Exercise details: Report every line in the listing below where the string "Deep" shows up.

Provided records:
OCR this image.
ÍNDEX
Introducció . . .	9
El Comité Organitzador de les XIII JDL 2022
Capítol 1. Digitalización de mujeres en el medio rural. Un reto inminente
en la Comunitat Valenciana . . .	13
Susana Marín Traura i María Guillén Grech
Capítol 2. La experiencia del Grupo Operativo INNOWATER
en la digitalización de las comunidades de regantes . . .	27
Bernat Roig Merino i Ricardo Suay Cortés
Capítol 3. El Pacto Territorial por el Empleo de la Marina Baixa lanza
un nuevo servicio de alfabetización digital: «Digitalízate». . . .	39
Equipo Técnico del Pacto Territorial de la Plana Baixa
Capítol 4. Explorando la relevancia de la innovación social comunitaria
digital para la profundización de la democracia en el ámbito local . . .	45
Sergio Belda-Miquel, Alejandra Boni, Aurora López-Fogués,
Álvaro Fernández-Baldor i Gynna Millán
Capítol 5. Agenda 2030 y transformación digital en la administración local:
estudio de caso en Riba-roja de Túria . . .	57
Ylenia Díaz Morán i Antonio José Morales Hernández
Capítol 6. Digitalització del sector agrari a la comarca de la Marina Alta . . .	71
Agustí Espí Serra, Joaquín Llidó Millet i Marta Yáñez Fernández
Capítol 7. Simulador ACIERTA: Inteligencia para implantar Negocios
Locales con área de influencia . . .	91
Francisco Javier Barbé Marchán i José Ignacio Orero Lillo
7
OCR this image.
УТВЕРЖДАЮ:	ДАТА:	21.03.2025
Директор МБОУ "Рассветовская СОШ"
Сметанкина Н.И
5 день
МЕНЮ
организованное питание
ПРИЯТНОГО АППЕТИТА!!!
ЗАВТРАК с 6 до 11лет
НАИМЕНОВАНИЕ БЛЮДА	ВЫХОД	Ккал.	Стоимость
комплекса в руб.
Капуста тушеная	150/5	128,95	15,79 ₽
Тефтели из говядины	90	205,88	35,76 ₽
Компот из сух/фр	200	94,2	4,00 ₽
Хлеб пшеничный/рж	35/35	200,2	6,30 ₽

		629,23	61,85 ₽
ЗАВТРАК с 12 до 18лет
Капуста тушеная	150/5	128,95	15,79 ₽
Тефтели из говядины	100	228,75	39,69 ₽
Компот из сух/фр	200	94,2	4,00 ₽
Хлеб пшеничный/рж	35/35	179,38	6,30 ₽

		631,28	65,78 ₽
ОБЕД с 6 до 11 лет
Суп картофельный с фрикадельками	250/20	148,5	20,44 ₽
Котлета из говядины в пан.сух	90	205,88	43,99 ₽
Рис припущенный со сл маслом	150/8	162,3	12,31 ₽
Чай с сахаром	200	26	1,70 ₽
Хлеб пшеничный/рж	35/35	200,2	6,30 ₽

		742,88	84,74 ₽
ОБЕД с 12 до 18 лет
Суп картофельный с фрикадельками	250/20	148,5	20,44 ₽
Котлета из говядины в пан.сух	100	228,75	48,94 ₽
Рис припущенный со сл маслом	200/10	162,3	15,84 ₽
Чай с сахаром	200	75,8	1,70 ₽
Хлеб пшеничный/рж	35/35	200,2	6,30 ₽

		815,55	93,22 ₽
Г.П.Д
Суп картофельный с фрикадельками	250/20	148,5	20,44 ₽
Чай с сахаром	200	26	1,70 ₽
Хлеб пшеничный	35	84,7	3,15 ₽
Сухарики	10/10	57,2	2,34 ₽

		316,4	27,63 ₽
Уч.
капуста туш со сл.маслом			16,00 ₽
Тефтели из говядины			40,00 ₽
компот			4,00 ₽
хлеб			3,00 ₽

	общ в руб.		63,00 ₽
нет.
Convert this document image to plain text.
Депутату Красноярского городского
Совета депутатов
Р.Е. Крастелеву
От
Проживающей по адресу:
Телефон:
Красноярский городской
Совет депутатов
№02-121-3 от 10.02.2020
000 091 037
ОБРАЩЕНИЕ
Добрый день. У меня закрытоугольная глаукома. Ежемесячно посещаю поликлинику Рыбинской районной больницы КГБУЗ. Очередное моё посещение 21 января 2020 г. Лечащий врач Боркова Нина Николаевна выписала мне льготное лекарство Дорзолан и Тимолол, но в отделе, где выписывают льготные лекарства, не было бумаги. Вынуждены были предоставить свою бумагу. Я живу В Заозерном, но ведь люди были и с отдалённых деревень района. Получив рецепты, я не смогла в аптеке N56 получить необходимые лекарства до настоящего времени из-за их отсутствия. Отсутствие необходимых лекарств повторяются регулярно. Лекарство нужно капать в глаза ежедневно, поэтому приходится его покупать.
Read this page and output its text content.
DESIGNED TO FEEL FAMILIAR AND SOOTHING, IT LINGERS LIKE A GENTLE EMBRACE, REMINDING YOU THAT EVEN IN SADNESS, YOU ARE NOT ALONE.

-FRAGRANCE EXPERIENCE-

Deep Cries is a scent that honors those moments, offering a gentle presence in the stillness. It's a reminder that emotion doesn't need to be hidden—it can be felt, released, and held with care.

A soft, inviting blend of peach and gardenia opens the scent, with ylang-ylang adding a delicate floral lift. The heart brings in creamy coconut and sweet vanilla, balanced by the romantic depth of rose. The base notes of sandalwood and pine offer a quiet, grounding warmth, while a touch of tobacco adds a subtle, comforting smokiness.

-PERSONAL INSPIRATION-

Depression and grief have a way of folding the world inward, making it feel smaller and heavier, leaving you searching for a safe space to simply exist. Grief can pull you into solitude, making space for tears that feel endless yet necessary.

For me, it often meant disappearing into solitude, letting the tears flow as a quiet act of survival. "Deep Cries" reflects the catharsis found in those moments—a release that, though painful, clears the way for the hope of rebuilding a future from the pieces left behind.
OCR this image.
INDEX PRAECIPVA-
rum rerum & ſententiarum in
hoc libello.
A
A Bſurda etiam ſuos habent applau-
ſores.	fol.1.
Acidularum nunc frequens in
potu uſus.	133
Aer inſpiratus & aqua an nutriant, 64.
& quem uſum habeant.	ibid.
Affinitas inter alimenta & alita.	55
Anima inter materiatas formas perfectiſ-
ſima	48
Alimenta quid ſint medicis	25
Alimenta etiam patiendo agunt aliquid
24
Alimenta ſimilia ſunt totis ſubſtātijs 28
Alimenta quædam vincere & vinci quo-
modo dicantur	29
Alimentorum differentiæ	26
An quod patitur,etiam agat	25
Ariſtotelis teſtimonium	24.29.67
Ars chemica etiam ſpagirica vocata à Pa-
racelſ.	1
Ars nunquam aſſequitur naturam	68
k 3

Written response:
Deep Cries is a scent that honors those moments, offering a gentle presence in the stillness. It's a reminder that emotion doesn't need to be hidden—it can be felt, released, and held with care.
For me, it often meant disappearing into solitude, letting the tears flow as a quiet act of survival. "Deep Cries" reflects the catharsis found in those moments—a release that, though painful, clears the way for the hope of rebuilding a future from the pieces left behind.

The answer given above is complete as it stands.